Transcribe the material in full, exactly as written.

Dataset items
# # # # # # #

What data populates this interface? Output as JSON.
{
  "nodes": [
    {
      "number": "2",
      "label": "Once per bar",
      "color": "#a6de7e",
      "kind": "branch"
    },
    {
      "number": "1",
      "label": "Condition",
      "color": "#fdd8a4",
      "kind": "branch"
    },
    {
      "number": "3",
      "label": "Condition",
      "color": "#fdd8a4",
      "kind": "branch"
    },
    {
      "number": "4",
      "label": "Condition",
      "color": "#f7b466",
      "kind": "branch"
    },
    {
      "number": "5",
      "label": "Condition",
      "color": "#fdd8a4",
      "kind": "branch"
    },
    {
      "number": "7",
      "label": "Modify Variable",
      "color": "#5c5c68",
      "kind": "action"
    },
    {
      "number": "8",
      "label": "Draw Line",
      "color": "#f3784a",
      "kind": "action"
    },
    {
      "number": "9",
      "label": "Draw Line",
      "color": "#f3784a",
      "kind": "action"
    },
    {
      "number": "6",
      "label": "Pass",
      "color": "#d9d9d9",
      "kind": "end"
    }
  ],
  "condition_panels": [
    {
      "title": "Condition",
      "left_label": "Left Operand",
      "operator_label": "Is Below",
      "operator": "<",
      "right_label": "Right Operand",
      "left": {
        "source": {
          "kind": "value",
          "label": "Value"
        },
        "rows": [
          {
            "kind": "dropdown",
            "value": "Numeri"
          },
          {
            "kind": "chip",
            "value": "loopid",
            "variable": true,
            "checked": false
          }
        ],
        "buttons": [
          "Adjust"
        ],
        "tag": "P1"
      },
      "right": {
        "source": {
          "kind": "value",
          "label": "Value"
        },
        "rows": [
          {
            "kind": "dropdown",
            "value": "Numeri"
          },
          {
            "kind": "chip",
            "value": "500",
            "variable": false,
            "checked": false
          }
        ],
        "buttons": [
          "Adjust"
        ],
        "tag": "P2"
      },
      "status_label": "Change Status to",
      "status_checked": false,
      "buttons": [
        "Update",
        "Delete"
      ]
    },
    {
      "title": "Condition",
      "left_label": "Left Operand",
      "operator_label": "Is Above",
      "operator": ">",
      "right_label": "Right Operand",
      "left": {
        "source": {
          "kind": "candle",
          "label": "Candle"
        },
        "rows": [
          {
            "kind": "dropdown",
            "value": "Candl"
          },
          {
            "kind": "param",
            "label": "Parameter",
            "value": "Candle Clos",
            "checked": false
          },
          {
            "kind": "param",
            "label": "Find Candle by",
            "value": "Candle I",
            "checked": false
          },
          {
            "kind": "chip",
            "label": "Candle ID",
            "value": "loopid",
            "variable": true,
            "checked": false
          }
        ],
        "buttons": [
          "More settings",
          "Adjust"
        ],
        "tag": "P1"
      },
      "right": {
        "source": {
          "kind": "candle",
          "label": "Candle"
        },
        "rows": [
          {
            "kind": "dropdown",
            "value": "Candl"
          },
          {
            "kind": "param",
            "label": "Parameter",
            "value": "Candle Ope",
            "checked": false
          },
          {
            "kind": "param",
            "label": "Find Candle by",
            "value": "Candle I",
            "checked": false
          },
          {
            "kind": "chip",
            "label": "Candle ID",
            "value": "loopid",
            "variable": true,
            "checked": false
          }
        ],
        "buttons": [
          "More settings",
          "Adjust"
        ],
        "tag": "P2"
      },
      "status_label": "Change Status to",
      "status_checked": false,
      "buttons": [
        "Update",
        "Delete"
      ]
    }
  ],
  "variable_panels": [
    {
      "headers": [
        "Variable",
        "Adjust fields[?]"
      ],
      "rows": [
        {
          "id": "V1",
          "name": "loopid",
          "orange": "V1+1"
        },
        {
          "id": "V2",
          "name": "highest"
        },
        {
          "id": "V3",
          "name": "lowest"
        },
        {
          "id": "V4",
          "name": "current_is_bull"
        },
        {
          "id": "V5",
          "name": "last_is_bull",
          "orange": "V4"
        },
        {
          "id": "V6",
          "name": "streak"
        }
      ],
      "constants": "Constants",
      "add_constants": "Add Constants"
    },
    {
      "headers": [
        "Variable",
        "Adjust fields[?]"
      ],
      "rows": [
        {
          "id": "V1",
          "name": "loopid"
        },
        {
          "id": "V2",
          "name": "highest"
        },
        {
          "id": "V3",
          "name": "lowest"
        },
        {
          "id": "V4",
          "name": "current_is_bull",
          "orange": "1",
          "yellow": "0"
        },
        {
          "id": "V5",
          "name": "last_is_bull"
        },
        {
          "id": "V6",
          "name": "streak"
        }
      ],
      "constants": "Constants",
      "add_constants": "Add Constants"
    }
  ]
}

# # # # # # #

▶ [Right answer]
What data populates this interface? Output as JSON.
{
  "nodes": [
    {
      "number": "2",
      "label": "Once per bar",
      "color": "#a6de7e",
      "kind": "branch"
    },
    {
      "number": "1",
      "label": "Condition",
      "color": "#fdd8a4",
      "kind": "branch"
    },
    {
      "number": "3",
      "label": "Condition",
      "color": "#fdd8a4",
      "kind": "branch"
    },
    {
      "number": "4",
      "label": "Condition",
      "color": "#f7b466",
      "kind": "branch"
    },
    {
      "number": "5",
      "label": "Condition",
      "color": "#fdd8a4",
      "kind": "branch"
    },
    {
      "number": "7",
      "label": "Modify Variable",
      "color": "#5c5c68",
      "kind": "action"
    },
    {
      "number": "8",
      "label": "Draw Line",
      "color": "#f3784a",
      "kind": "action"
    },
    {
      "number": "9",
      "label": "Draw Line",
      "color": "#f3784a",
      "kind": "action"
    },
    {
      "number": "6",
      "label": "Pass",
      "color": "#d9d9d9",
      "kind": "end"
    }
  ],
  "condition_panels": [
    {
      "title": "Condition",
      "left_label": "Left Operand",
      "operator_label": "Is Below",
      "operator": "<",
      "right_label": "Right Operand",
      "left": {
        "source": {
          "kind": "value",
          "label": "Value"
        },
        "rows": [
          {
            "kind": "dropdown",
            "value": "Numeri"
          },
          {
            "kind": "chip",
            "value": "loopid",
            "variable": true,
            "checked": false
          }
        ],
        "buttons": [
          "Adjust"
        ],
        "tag": "P1"
      },
      "right": {
        "source": {
          "kind": "value",
          "label": "Value"
        },
        "rows": [
          {
            "kind": "dropdown",
            "value": "Numeri"
          },
          {
            "kind": "chip",
            "value": "500",
            "variable": false,
            "checked": false
          }
        ],
        "buttons": [
          "Adjust"
        ],
        "tag": "P2"
      },
      "status_label": "Change Status to",
      "status_checked": false,
      "buttons": [
        "Update",
        "Delete"
      ]
    },
    {
      "title": "Condition",
      "left_label": "Left Operand",
      "operator_label": "Is Above",
      "operator": ">",
      "right_label": "Right Operand",
      "left": {
        "source": {
          "kind": "candle",
          "label": "Candle"
        },
        "rows": [
          {
            "kind": "dropdown",
            "value": "Candl"
          },
          {
            "kind": "param",
            "label": "Parameter",
            "value": "Candle Clos",
            "checked": false
          },
          {
            "kind": "param",
            "label": "Find Candle by",
            "value": "Candle I",
            "checked": false
          },
          {
            "kind": "chip",
            "label": "Candle ID",
            "value": "loopid",
            "variable": true,
            "checked": false
          }
        ],
        "buttons": [
          "More settings",
          "Adjust"
        ],
        "tag": "P1"
      },
      "right": {
        "source": {
          "kind": "candle",
          "label": "Candle"
        },
        "rows": [
          {
            "kind": "dropdown",
            "value": "Candl"
          },
          {
            "kind": "param",
            "label": "Parameter",
            "value": "Candle Ope",
            "checked": false
          },
          {
            "kind": "param",
            "label": "Find Candle by",
            "value": "Candle I",
            "checked": false
          },
          {
            "kind": "chip",
            "label": "Candle ID",
            "value": "loopid",
            "variable": true,
            "checked": false
          }
        ],
        "buttons": [
          "More settings",
          "Adjust"
        ],
        "tag": "P2"
      },
      "status_label": "Change Status to",
      "status_checked": false,
      "buttons": [
        "Update",
        "Delete"
      ]
    }
  ],
  "variable_panels": [
    {
      "headers": [
        "Variable",
        "Adjust fields[?]"
      ],
      "rows": [
        {
          "id": "V1",
          "name": "loopid",
          "orange": "V1+1"
        },
        {
          "id": "V2",
          "name": "highest"
        },
        {
          "id": "V3",
          "name": "lowest"
        },
        {
          "id": "V4",
          "name": "current_is_bull"
        },
        {
          "id": "V5",
          "name": "last_is_bull",
          "orange": "V4"
        },
        {
          "id": "V6",
          "name": "streak"
        }
      ],
      "constants": "Constants",
      "add_constants": "Add Constants"
    },
    {
      "headers": [
        "Variable",
        "Adjust fields[?]"
      ],
      "rows": [
        {
          "id": "V1",
          "name": "loopid"
        },
        {
          "id": "V2",
          "name": "highest"
        },
        {
          "id": "V3",
          "name": "lowest"
        },
        {
          "id": "V4",
          "name": "current_is_bull",
          "orange": "1",
          "yellow": "0"
        },
        {
          "id": "V5",
          "name": "last_is_bull"
        },
        {
          "id": "V6",
          "name": "streak"
        }
      ],
      "constants": "Constants",
      "add_constants": "Add Constants"
    }
  ]
}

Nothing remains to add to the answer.